Exercise prompt: Retype the records from the line with "I need the location" to the line with "expand-menu-button[interactable]: 菜单展开 (6, 114, 75, 129)", both included, keeping every character unchanged.

Record extracts:
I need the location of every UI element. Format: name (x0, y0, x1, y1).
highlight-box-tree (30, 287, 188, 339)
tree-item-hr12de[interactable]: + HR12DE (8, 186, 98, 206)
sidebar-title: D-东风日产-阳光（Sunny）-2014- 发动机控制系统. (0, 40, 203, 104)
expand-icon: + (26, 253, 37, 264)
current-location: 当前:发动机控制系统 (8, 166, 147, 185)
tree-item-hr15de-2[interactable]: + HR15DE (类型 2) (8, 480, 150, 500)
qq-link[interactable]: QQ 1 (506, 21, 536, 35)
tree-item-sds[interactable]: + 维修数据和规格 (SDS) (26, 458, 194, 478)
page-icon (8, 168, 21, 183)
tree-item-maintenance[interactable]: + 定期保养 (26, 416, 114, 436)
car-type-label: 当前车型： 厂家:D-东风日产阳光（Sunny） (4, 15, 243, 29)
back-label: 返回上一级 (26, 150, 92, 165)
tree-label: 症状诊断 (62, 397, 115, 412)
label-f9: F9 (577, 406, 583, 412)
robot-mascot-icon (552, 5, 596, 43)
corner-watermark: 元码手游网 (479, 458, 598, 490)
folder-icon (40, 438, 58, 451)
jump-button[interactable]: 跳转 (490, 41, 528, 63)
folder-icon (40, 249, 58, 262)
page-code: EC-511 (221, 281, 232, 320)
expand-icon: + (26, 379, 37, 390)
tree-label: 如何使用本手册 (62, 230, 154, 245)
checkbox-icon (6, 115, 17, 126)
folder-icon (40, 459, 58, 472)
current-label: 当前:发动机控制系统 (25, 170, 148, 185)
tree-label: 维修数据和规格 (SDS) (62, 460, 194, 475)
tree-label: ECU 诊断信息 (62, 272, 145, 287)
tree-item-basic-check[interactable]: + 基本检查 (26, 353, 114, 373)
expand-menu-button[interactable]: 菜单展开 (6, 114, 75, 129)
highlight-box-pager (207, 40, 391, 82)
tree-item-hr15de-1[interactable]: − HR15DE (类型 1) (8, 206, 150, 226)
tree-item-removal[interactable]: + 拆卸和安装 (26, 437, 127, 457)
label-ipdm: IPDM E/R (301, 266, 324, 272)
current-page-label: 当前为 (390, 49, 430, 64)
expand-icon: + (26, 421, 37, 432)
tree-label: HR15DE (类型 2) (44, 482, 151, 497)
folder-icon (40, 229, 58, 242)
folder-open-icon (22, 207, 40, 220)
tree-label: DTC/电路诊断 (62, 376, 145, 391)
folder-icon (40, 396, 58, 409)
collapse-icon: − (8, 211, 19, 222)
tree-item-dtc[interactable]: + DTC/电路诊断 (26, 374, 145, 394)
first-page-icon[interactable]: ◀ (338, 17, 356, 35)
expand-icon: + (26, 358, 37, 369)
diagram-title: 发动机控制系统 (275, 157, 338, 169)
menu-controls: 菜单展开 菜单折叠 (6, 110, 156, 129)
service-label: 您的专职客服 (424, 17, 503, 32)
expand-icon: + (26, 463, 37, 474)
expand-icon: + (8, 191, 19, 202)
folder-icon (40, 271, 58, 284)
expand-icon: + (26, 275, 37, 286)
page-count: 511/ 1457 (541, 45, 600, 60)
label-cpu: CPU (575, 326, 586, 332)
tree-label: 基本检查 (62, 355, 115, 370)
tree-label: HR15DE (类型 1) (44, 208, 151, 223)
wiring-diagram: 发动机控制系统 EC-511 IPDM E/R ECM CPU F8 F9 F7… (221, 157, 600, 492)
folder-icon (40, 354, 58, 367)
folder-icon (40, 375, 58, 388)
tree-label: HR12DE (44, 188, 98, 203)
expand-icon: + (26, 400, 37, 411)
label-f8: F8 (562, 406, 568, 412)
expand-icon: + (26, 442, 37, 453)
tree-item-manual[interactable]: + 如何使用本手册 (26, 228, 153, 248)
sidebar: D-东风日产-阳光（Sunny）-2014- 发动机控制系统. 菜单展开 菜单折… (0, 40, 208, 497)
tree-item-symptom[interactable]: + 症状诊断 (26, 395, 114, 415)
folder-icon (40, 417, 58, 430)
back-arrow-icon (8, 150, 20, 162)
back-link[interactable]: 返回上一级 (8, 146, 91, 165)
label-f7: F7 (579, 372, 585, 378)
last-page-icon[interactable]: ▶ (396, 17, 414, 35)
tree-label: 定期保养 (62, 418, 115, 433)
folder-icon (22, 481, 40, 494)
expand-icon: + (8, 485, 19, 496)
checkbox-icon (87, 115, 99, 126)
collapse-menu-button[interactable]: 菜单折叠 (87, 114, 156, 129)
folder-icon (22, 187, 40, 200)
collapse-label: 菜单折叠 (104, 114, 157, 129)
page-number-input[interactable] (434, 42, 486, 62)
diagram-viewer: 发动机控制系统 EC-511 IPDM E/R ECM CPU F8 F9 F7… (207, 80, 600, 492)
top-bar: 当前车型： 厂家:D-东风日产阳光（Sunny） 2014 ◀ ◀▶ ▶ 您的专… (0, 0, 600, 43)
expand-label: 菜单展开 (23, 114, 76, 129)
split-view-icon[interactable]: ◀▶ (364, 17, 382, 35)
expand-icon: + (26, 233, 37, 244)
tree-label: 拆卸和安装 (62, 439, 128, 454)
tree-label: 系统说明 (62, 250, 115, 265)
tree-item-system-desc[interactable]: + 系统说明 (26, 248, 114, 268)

---

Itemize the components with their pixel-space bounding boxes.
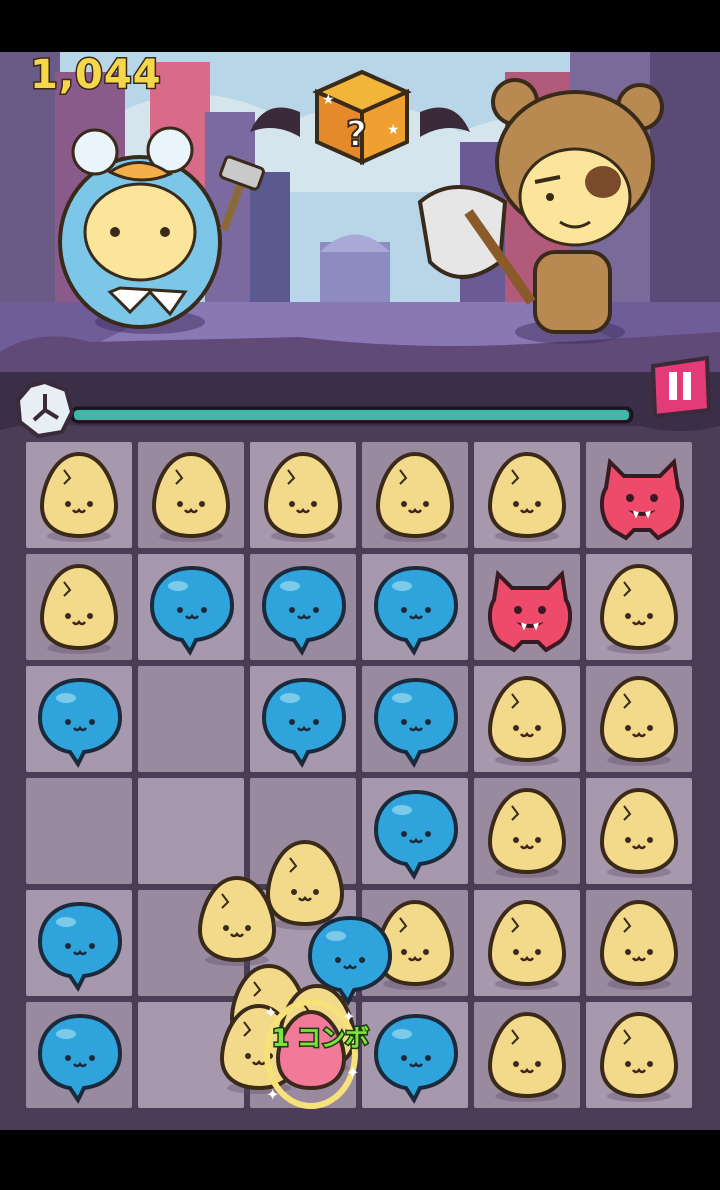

The result:
I need the location of every UI element. Format: name (x0, y0, x1, y1).
highlight-box-tree (30, 287, 188, 339)
tree-item-hr12de[interactable]: + HR12DE (8, 186, 98, 206)
sidebar-title: D-东风日产-阳光（Sunny）-2014- 发动机控制系统. (0, 40, 203, 104)
expand-icon: + (26, 253, 37, 264)
current-location: 当前:发动机控制系统 (8, 166, 147, 185)
tree-item-hr15de-2[interactable]: + HR15DE (类型 2) (8, 480, 150, 500)
qq-link[interactable]: QQ 1 (506, 21, 536, 35)
tree-item-sds[interactable]: + 维修数据和规格 (SDS) (26, 458, 194, 478)
page-icon (8, 168, 21, 183)
tree-item-maintenance[interactable]: + 定期保养 (26, 416, 114, 436)
car-type-label: 当前车型： 厂家:D-东风日产阳光（Sunny） (4, 15, 243, 29)
back-label: 返回上一级 (26, 150, 92, 165)
tree-label: 症状诊断 (62, 397, 115, 412)
label-f9: F9 (577, 406, 583, 412)
robot-mascot-icon (552, 5, 596, 43)
corner-watermark: 元码手游网 (479, 458, 598, 490)
folder-icon (40, 438, 58, 451)
jump-button[interactable]: 跳转 (490, 41, 528, 63)
folder-icon (40, 249, 58, 262)
page-code: EC-511 (221, 281, 232, 320)
expand-icon: + (26, 379, 37, 390)
tree-label: 如何使用本手册 (62, 230, 154, 245)
checkbox-icon (6, 115, 17, 126)
folder-icon (40, 459, 58, 472)
current-label: 当前:发动机控制系统 (25, 170, 148, 185)
tree-label: 维修数据和规格 (SDS) (62, 460, 194, 475)
tree-label: ECU 诊断信息 (62, 272, 145, 287)
tree-item-basic-check[interactable]: + 基本检查 (26, 353, 114, 373)
expand-menu-button[interactable]: 菜单展开 (6, 114, 75, 129)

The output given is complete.